> The problem
Pictures do not belong in the copy, so please give every entry below again exactly.

[Dataset rows]
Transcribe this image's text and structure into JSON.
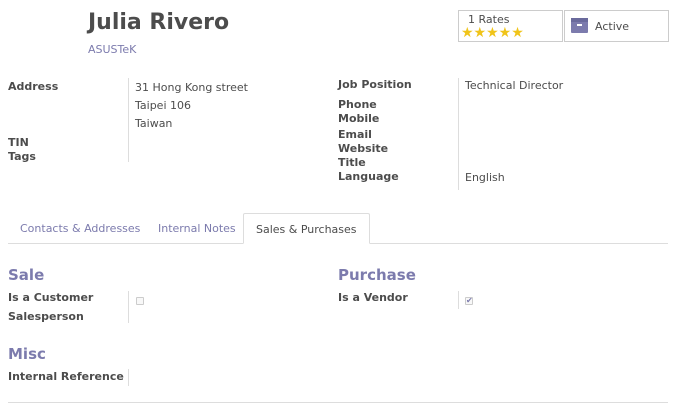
{
  "header": {
    "name": "Julia Rivero",
    "company": "ASUSTeK"
  },
  "stats": {
    "rates_label": "1 Rates",
    "stars": "★★★★★",
    "active_label": "Active"
  },
  "left_fields": {
    "address_label": "Address",
    "address_line1": "31 Hong Kong street",
    "address_line2": "Taipei 106",
    "address_line3": "Taiwan",
    "tin_label": "TIN",
    "tags_label": "Tags"
  },
  "right_fields": {
    "job_position_label": "Job Position",
    "job_position_value": "Technical Director",
    "phone_label": "Phone",
    "mobile_label": "Mobile",
    "email_label": "Email",
    "website_label": "Website",
    "title_label": "Title",
    "language_label": "Language",
    "language_value": "English"
  },
  "tabs": [
    {
      "label": "Contacts & Addresses"
    },
    {
      "label": "Internal Notes"
    },
    {
      "label": "Sales & Purchases"
    }
  ],
  "sale": {
    "heading": "Sale",
    "is_customer_label": "Is a Customer",
    "is_customer": false,
    "salesperson_label": "Salesperson"
  },
  "purchase": {
    "heading": "Purchase",
    "is_vendor_label": "Is a Vendor",
    "is_vendor": true,
    "checkmark": "✔"
  },
  "misc": {
    "heading": "Misc",
    "internal_reference_label": "Internal Reference"
  }
}
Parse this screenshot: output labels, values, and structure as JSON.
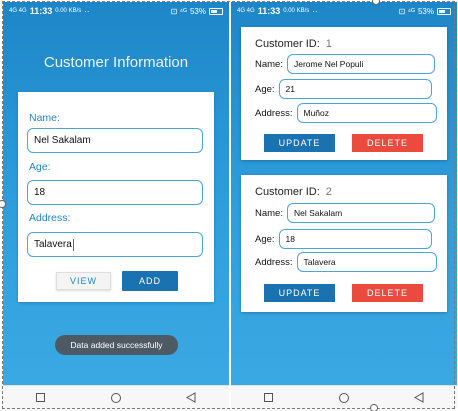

> Solution to the problem
Transcribe this image's text and structure into JSON.
{
  "header": {
    "name": "Julia Rivero",
    "company": "ASUSTeK"
  },
  "stats": {
    "rates_label": "1 Rates",
    "stars": "★★★★★",
    "active_label": "Active"
  },
  "left_fields": {
    "address_label": "Address",
    "address_line1": "31 Hong Kong street",
    "address_line2": "Taipei 106",
    "address_line3": "Taiwan",
    "tin_label": "TIN",
    "tags_label": "Tags"
  },
  "right_fields": {
    "job_position_label": "Job Position",
    "job_position_value": "Technical Director",
    "phone_label": "Phone",
    "mobile_label": "Mobile",
    "email_label": "Email",
    "website_label": "Website",
    "title_label": "Title",
    "language_label": "Language",
    "language_value": "English"
  },
  "tabs": [
    {
      "label": "Contacts & Addresses"
    },
    {
      "label": "Internal Notes"
    },
    {
      "label": "Sales & Purchases"
    }
  ],
  "sale": {
    "heading": "Sale",
    "is_customer_label": "Is a Customer",
    "is_customer": false,
    "salesperson_label": "Salesperson"
  },
  "purchase": {
    "heading": "Purchase",
    "is_vendor_label": "Is a Vendor",
    "is_vendor": true,
    "checkmark": "✔"
  },
  "misc": {
    "heading": "Misc",
    "internal_reference_label": "Internal Reference"
  }
}
Parse this screenshot: output labels, values, and structure as JSON.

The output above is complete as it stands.